Problem to solve: Pull each line holding the word "نمایند" from the data.

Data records
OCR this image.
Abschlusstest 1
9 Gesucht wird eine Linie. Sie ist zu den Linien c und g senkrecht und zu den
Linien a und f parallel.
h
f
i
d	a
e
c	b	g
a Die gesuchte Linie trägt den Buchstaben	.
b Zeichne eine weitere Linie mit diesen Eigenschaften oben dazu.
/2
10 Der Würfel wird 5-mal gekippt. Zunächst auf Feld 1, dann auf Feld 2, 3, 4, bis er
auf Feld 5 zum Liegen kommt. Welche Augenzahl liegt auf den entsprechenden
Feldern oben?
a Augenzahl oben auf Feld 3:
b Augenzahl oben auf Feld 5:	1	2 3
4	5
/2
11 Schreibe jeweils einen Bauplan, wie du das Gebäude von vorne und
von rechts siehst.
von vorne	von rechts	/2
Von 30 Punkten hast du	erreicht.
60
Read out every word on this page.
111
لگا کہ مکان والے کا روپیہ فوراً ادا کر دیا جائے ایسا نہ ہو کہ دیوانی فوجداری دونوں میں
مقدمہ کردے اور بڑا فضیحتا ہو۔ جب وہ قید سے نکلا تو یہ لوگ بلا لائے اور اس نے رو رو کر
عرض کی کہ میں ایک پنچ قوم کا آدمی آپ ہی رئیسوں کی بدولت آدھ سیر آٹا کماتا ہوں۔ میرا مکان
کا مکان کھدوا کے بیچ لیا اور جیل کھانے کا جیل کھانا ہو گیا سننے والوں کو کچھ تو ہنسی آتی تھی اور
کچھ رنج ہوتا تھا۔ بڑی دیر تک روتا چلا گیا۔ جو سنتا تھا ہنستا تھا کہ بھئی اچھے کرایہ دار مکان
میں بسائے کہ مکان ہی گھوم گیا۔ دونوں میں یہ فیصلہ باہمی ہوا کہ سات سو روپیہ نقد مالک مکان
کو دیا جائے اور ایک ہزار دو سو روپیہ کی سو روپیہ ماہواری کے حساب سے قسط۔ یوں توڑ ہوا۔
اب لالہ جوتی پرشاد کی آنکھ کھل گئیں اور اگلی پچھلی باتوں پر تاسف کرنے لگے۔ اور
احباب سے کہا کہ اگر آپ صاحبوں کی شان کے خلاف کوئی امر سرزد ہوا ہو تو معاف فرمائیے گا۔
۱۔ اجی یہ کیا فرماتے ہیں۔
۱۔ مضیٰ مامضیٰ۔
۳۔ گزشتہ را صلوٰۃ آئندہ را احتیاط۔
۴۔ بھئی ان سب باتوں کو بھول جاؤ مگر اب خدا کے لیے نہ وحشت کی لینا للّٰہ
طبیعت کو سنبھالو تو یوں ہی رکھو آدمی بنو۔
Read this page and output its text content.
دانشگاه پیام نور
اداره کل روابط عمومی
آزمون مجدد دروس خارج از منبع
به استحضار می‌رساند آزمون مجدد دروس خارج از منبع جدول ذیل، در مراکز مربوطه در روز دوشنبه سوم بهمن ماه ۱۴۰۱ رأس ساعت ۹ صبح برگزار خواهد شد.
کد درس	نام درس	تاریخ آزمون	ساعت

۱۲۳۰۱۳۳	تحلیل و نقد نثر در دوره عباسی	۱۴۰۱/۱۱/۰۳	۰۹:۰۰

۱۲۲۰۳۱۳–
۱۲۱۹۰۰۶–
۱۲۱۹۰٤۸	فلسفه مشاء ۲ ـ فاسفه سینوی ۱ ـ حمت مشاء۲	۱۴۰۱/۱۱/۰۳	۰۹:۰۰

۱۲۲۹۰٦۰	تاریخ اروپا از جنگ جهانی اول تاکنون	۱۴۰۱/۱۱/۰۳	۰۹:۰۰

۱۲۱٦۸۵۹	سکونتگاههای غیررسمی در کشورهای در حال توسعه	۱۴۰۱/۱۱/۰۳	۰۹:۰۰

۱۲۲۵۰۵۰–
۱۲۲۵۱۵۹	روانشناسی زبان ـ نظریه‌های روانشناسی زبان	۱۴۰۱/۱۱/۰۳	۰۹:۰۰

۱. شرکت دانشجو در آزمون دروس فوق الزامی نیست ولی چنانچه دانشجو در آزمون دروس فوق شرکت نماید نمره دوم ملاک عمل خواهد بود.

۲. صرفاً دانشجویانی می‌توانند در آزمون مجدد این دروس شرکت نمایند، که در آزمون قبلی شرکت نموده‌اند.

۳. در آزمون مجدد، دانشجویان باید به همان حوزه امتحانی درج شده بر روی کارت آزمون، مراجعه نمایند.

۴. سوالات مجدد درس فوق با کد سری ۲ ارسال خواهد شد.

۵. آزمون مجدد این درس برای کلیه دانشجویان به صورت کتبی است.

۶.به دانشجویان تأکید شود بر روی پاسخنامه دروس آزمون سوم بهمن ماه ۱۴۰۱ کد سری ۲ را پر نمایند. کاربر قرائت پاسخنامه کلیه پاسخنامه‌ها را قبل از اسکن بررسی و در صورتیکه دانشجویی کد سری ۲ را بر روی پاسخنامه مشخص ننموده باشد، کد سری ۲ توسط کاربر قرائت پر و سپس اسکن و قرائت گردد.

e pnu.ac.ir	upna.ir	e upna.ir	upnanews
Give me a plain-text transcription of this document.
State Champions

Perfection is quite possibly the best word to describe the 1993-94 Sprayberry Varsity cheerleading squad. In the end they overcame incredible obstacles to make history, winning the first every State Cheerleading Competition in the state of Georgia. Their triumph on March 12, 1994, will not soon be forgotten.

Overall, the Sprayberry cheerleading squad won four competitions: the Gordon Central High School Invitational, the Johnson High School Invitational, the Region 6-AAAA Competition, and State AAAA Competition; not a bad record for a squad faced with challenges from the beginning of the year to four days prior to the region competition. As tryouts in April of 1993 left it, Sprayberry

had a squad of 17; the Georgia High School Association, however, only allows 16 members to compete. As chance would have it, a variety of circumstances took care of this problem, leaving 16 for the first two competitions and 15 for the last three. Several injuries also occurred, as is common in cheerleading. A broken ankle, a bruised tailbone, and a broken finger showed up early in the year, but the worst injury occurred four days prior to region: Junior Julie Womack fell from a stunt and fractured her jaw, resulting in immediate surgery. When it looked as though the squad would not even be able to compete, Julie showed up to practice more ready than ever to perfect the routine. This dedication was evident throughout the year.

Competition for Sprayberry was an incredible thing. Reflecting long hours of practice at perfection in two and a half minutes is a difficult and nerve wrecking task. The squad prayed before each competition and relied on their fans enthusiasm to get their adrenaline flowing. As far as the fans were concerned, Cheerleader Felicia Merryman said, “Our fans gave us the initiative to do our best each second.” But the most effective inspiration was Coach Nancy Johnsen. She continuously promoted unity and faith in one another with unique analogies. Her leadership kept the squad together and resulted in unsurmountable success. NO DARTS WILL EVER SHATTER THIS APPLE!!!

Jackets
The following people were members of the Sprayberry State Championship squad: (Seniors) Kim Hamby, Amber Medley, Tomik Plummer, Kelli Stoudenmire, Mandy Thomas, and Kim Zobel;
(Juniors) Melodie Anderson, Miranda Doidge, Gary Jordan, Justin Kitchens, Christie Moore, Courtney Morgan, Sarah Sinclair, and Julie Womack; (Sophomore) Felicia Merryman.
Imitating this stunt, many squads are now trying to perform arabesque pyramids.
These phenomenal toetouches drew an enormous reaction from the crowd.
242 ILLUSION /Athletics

In response:
۲. صرفاً دانشجویانی می‌توانند در آزمون مجدد این دروس شرکت نمایند، که در آزمون قبلی شرکت نموده‌اند.
۳. در آزمون مجدد، دانشجویان باید به همان حوزه امتحانی درج شده بر روی کارت آزمون، مراجعه نمایند.
۶.به دانشجویان تأکید شود بر روی پاسخنامه دروس آزمون سوم بهمن ماه ۱۴۰۱ کد سری ۲ را پر نمایند. کاربر قرائت پاسخنامه کلیه پاسخنامه‌ها را قبل از اسکن بررسی و در صورتیکه دانشجویی کد سری ۲ را بر روی پاسخنامه مشخص ننموده باشد، کد سری ۲ توسط کاربر قرائت پر و سپس اسکن و قرائت گردد.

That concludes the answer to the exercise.